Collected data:

↓

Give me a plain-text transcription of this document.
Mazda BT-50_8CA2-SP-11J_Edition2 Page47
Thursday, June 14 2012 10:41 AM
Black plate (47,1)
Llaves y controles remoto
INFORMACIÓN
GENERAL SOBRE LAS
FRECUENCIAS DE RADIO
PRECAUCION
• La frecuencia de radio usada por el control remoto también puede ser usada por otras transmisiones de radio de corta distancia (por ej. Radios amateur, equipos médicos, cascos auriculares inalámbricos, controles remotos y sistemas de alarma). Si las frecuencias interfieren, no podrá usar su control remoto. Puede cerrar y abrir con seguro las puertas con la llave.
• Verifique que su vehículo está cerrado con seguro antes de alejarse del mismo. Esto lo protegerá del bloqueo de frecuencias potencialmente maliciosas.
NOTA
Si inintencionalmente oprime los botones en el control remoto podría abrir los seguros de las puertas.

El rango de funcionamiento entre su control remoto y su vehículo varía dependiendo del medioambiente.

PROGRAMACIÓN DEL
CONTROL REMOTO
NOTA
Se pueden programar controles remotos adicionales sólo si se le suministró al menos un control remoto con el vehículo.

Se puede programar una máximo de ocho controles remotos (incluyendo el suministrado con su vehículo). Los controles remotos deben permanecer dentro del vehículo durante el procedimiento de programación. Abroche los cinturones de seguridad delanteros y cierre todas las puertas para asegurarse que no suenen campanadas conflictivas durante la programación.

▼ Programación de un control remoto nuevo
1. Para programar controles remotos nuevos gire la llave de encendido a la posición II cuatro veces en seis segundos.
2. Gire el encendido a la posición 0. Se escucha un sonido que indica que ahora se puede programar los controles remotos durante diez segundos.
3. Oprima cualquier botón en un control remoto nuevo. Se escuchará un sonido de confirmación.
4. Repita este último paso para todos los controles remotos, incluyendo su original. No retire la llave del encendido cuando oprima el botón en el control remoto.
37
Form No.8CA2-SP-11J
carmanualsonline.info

↑

Track down all lines above with the string "programar" and copy them.

◆ TASK OUTPUT
Se pueden programar controles remotos adicionales sólo si se le suministró al menos un control remoto con el vehículo.
Se puede programar una máximo de ocho controles remotos (incluyendo el suministrado con su vehículo). Los controles remotos deben permanecer dentro del vehículo durante el procedimiento de programación. Abroche los cinturones de seguridad delanteros y cierre todas las puertas para asegurarse que no suenen campanadas conflictivas durante la programación.
1. Para programar controles remotos nuevos gire la llave de encendido a la posición II cuatro veces en seis segundos.
2. Gire el encendido a la posición 0. Se escucha un sonido que indica que ahora se puede programar los controles remotos durante diez segundos.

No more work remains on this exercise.